Figure record listings
-------------------------
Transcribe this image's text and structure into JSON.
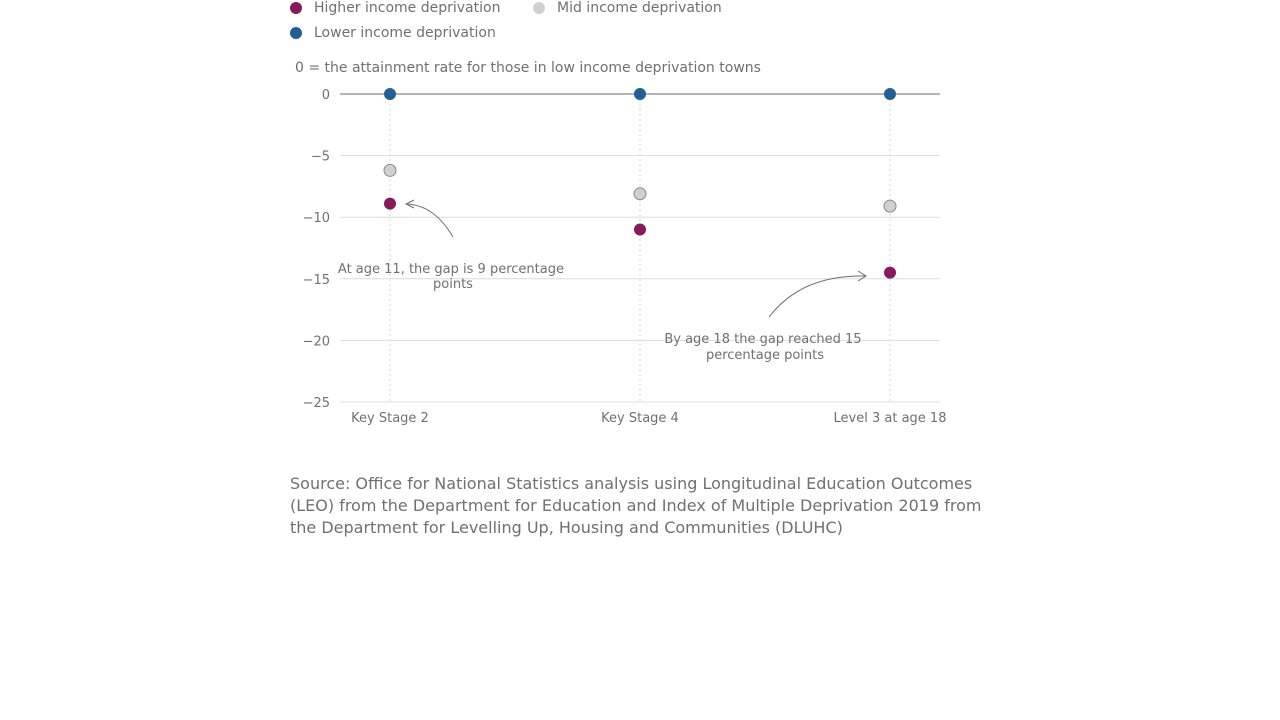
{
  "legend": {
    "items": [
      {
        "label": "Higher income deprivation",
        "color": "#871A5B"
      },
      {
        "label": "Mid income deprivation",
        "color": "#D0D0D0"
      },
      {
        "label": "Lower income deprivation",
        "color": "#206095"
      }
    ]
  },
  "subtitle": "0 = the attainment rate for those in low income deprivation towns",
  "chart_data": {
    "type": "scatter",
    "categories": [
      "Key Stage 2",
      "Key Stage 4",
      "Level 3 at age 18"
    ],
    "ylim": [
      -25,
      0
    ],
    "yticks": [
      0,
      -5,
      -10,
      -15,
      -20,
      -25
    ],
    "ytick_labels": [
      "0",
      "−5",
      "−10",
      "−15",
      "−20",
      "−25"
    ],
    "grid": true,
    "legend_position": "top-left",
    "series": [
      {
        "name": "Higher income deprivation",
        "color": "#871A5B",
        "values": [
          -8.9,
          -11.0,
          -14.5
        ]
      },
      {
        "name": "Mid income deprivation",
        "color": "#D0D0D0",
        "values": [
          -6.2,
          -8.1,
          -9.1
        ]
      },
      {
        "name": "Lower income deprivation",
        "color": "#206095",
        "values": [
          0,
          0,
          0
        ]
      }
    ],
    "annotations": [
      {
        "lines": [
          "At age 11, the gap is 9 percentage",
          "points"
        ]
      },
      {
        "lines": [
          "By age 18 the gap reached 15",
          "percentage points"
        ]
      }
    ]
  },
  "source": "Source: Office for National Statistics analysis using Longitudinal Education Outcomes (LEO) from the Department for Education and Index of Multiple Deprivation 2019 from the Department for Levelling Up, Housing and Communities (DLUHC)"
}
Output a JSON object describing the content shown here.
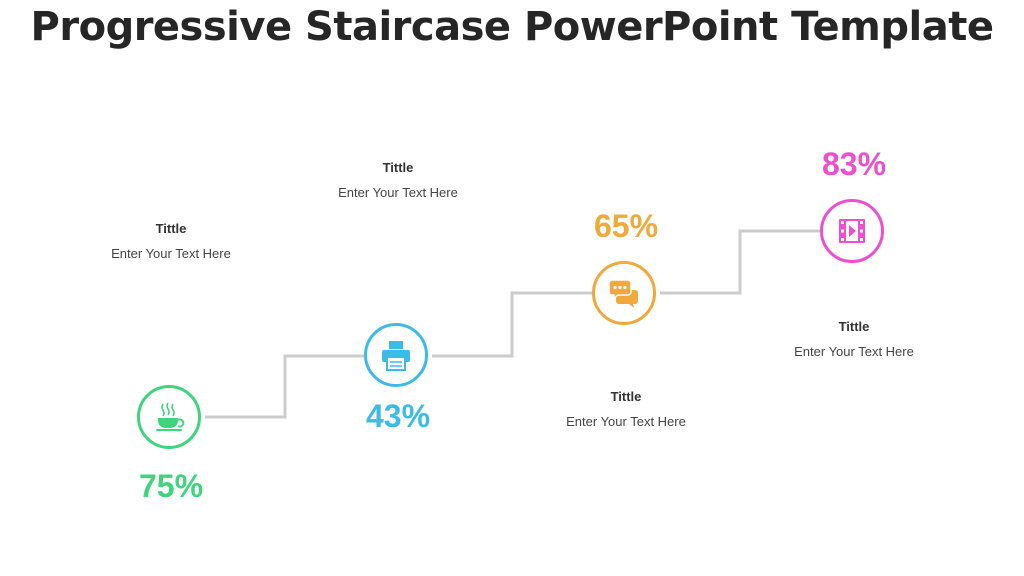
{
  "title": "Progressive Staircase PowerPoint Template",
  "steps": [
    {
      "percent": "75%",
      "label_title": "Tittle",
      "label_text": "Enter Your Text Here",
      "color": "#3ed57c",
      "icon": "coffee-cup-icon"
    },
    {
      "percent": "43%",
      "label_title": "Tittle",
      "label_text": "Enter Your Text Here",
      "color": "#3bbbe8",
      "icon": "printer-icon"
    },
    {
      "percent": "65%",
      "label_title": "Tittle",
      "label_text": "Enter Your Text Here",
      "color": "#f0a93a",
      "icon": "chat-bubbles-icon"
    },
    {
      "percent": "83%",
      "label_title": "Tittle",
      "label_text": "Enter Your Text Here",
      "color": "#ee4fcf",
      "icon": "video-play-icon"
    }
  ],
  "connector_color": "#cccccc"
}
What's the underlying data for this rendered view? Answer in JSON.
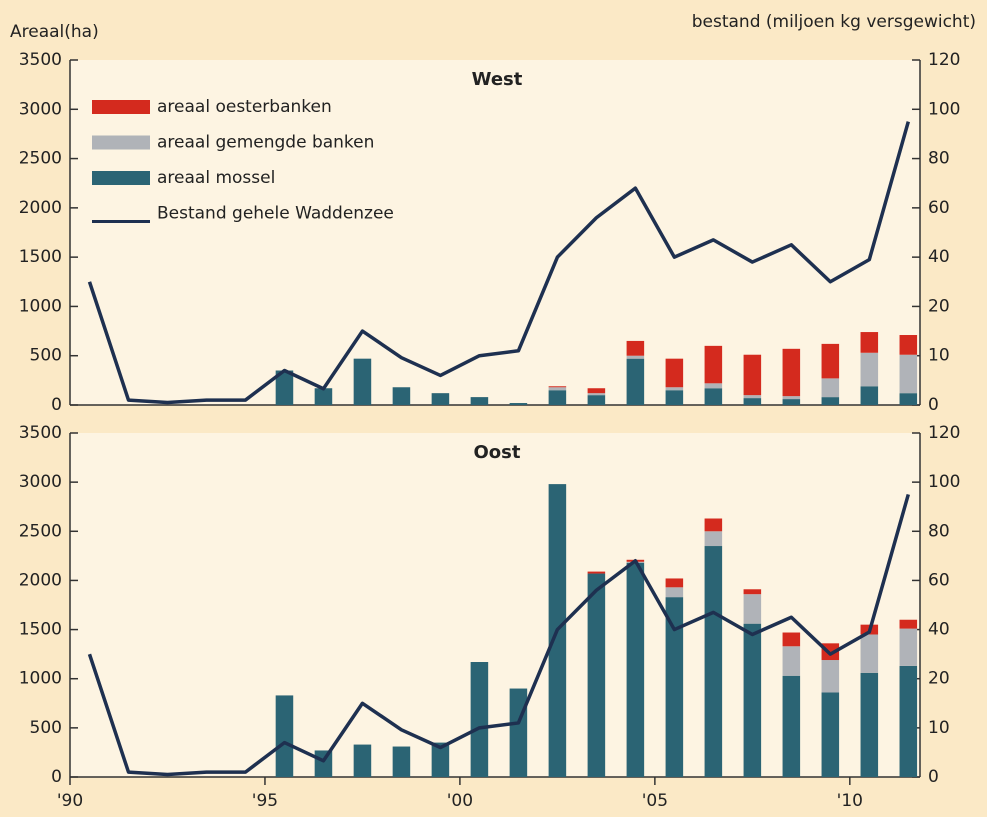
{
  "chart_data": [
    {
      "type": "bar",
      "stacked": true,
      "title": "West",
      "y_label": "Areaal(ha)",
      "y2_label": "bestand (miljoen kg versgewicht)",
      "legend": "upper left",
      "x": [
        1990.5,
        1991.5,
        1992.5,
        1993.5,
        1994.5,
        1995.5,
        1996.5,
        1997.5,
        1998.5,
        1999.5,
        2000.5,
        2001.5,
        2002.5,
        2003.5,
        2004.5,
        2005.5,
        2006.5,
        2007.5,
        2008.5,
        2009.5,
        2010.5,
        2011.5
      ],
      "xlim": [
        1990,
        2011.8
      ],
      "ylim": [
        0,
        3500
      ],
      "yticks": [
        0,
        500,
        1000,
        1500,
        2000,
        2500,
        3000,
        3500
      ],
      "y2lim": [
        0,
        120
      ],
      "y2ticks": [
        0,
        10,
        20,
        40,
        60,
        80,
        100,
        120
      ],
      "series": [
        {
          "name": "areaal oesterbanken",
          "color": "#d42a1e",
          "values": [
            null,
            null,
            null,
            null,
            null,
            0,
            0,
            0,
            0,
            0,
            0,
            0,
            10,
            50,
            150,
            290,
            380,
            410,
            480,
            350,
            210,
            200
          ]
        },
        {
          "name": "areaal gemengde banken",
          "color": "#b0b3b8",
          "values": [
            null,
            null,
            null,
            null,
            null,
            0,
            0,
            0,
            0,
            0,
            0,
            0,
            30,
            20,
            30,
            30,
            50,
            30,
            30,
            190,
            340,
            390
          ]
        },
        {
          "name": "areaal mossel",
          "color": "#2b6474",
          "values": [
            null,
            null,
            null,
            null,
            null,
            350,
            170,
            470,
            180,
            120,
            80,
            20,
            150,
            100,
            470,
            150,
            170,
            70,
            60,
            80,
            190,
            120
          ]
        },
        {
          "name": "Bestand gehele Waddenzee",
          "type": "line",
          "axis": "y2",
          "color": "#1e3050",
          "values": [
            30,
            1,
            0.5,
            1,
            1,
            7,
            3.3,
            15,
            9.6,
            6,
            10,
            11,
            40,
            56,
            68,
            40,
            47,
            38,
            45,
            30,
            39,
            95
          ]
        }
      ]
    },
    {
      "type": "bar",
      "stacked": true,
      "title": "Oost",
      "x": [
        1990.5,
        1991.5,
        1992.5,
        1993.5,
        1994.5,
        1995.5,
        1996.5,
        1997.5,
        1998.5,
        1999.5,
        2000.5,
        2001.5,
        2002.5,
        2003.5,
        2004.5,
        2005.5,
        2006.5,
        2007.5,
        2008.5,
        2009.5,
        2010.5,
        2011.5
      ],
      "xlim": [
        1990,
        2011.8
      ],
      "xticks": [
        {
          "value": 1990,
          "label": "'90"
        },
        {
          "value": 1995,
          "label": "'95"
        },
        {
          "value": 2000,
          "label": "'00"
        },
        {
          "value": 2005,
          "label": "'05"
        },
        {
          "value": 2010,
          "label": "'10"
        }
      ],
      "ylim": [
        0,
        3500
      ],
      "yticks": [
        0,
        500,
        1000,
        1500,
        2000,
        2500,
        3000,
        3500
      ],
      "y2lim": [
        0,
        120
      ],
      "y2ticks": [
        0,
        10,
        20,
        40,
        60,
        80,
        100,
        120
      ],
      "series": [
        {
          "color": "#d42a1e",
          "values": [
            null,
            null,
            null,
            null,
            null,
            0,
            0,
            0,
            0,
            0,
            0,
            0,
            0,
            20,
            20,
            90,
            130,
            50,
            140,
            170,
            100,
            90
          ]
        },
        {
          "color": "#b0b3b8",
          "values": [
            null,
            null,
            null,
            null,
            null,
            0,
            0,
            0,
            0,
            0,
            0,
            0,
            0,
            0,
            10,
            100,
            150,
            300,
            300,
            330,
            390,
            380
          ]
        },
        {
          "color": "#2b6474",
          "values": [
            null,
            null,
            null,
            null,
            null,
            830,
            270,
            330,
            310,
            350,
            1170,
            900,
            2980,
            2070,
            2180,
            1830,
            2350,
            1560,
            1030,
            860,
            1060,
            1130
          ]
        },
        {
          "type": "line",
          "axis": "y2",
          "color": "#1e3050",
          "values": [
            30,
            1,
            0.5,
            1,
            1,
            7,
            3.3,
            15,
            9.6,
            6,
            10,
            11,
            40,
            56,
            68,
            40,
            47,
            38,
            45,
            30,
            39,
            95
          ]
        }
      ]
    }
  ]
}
-------------------------
What the task asks: Retype all of the entries exactly as written, leaving out any images.

Solved problem:
Transcribe this image's text and structure into JSON.
{
  "legend": {
    "items": [
      {
        "label": "Higher income deprivation",
        "color": "#871A5B"
      },
      {
        "label": "Mid income deprivation",
        "color": "#D0D0D0"
      },
      {
        "label": "Lower income deprivation",
        "color": "#206095"
      }
    ]
  },
  "subtitle": "0 = the attainment rate for those in low income deprivation towns",
  "chart_data": {
    "type": "scatter",
    "categories": [
      "Key Stage 2",
      "Key Stage 4",
      "Level 3 at age 18"
    ],
    "ylim": [
      -25,
      0
    ],
    "yticks": [
      0,
      -5,
      -10,
      -15,
      -20,
      -25
    ],
    "ytick_labels": [
      "0",
      "−5",
      "−10",
      "−15",
      "−20",
      "−25"
    ],
    "grid": true,
    "legend_position": "top-left",
    "series": [
      {
        "name": "Higher income deprivation",
        "color": "#871A5B",
        "values": [
          -8.9,
          -11.0,
          -14.5
        ]
      },
      {
        "name": "Mid income deprivation",
        "color": "#D0D0D0",
        "values": [
          -6.2,
          -8.1,
          -9.1
        ]
      },
      {
        "name": "Lower income deprivation",
        "color": "#206095",
        "values": [
          0,
          0,
          0
        ]
      }
    ],
    "annotations": [
      {
        "lines": [
          "At age 11, the gap is 9 percentage",
          "points"
        ]
      },
      {
        "lines": [
          "By age 18 the gap reached 15",
          "percentage points"
        ]
      }
    ]
  },
  "source": "Source: Office for National Statistics analysis using Longitudinal Education Outcomes (LEO) from the Department for Education and Index of Multiple Deprivation 2019 from the Department for Levelling Up, Housing and Communities (DLUHC)"
}
Output a JSON object describing the content shown here.
{
  "title": "Progressive Staircase PowerPoint Template",
  "steps": [
    {
      "percent": "75%",
      "label_title": "Tittle",
      "label_text": "Enter Your Text Here",
      "color": "#3ed57c",
      "icon": "coffee-cup-icon"
    },
    {
      "percent": "43%",
      "label_title": "Tittle",
      "label_text": "Enter Your Text Here",
      "color": "#3bbbe8",
      "icon": "printer-icon"
    },
    {
      "percent": "65%",
      "label_title": "Tittle",
      "label_text": "Enter Your Text Here",
      "color": "#f0a93a",
      "icon": "chat-bubbles-icon"
    },
    {
      "percent": "83%",
      "label_title": "Tittle",
      "label_text": "Enter Your Text Here",
      "color": "#ee4fcf",
      "icon": "video-play-icon"
    }
  ],
  "connector_color": "#cccccc"
}
What's the underlying data for this rendered view? Answer in JSON.
{
  "chart_data": [
    {
      "type": "bar",
      "stacked": true,
      "title": "West",
      "y_label": "Areaal(ha)",
      "y2_label": "bestand (miljoen kg versgewicht)",
      "legend": "upper left",
      "x": [
        1990.5,
        1991.5,
        1992.5,
        1993.5,
        1994.5,
        1995.5,
        1996.5,
        1997.5,
        1998.5,
        1999.5,
        2000.5,
        2001.5,
        2002.5,
        2003.5,
        2004.5,
        2005.5,
        2006.5,
        2007.5,
        2008.5,
        2009.5,
        2010.5,
        2011.5
      ],
      "xlim": [
        1990,
        2011.8
      ],
      "ylim": [
        0,
        3500
      ],
      "yticks": [
        0,
        500,
        1000,
        1500,
        2000,
        2500,
        3000,
        3500
      ],
      "y2lim": [
        0,
        120
      ],
      "y2ticks": [
        0,
        10,
        20,
        40,
        60,
        80,
        100,
        120
      ],
      "series": [
        {
          "name": "areaal oesterbanken",
          "color": "#d42a1e",
          "values": [
            null,
            null,
            null,
            null,
            null,
            0,
            0,
            0,
            0,
            0,
            0,
            0,
            10,
            50,
            150,
            290,
            380,
            410,
            480,
            350,
            210,
            200
          ]
        },
        {
          "name": "areaal gemengde banken",
          "color": "#b0b3b8",
          "values": [
            null,
            null,
            null,
            null,
            null,
            0,
            0,
            0,
            0,
            0,
            0,
            0,
            30,
            20,
            30,
            30,
            50,
            30,
            30,
            190,
            340,
            390
          ]
        },
        {
          "name": "areaal mossel",
          "color": "#2b6474",
          "values": [
            null,
            null,
            null,
            null,
            null,
            350,
            170,
            470,
            180,
            120,
            80,
            20,
            150,
            100,
            470,
            150,
            170,
            70,
            60,
            80,
            190,
            120
          ]
        },
        {
          "name": "Bestand gehele Waddenzee",
          "type": "line",
          "axis": "y2",
          "color": "#1e3050",
          "values": [
            30,
            1,
            0.5,
            1,
            1,
            7,
            3.3,
            15,
            9.6,
            6,
            10,
            11,
            40,
            56,
            68,
            40,
            47,
            38,
            45,
            30,
            39,
            95
          ]
        }
      ]
    },
    {
      "type": "bar",
      "stacked": true,
      "title": "Oost",
      "x": [
        1990.5,
        1991.5,
        1992.5,
        1993.5,
        1994.5,
        1995.5,
        1996.5,
        1997.5,
        1998.5,
        1999.5,
        2000.5,
        2001.5,
        2002.5,
        2003.5,
        2004.5,
        2005.5,
        2006.5,
        2007.5,
        2008.5,
        2009.5,
        2010.5,
        2011.5
      ],
      "xlim": [
        1990,
        2011.8
      ],
      "xticks": [
        {
          "value": 1990,
          "label": "'90"
        },
        {
          "value": 1995,
          "label": "'95"
        },
        {
          "value": 2000,
          "label": "'00"
        },
        {
          "value": 2005,
          "label": "'05"
        },
        {
          "value": 2010,
          "label": "'10"
        }
      ],
      "ylim": [
        0,
        3500
      ],
      "yticks": [
        0,
        500,
        1000,
        1500,
        2000,
        2500,
        3000,
        3500
      ],
      "y2lim": [
        0,
        120
      ],
      "y2ticks": [
        0,
        10,
        20,
        40,
        60,
        80,
        100,
        120
      ],
      "series": [
        {
          "color": "#d42a1e",
          "values": [
            null,
            null,
            null,
            null,
            null,
            0,
            0,
            0,
            0,
            0,
            0,
            0,
            0,
            20,
            20,
            90,
            130,
            50,
            140,
            170,
            100,
            90
          ]
        },
        {
          "color": "#b0b3b8",
          "values": [
            null,
            null,
            null,
            null,
            null,
            0,
            0,
            0,
            0,
            0,
            0,
            0,
            0,
            0,
            10,
            100,
            150,
            300,
            300,
            330,
            390,
            380
          ]
        },
        {
          "color": "#2b6474",
          "values": [
            null,
            null,
            null,
            null,
            null,
            830,
            270,
            330,
            310,
            350,
            1170,
            900,
            2980,
            2070,
            2180,
            1830,
            2350,
            1560,
            1030,
            860,
            1060,
            1130
          ]
        },
        {
          "type": "line",
          "axis": "y2",
          "color": "#1e3050",
          "values": [
            30,
            1,
            0.5,
            1,
            1,
            7,
            3.3,
            15,
            9.6,
            6,
            10,
            11,
            40,
            56,
            68,
            40,
            47,
            38,
            45,
            30,
            39,
            95
          ]
        }
      ]
    }
  ]
}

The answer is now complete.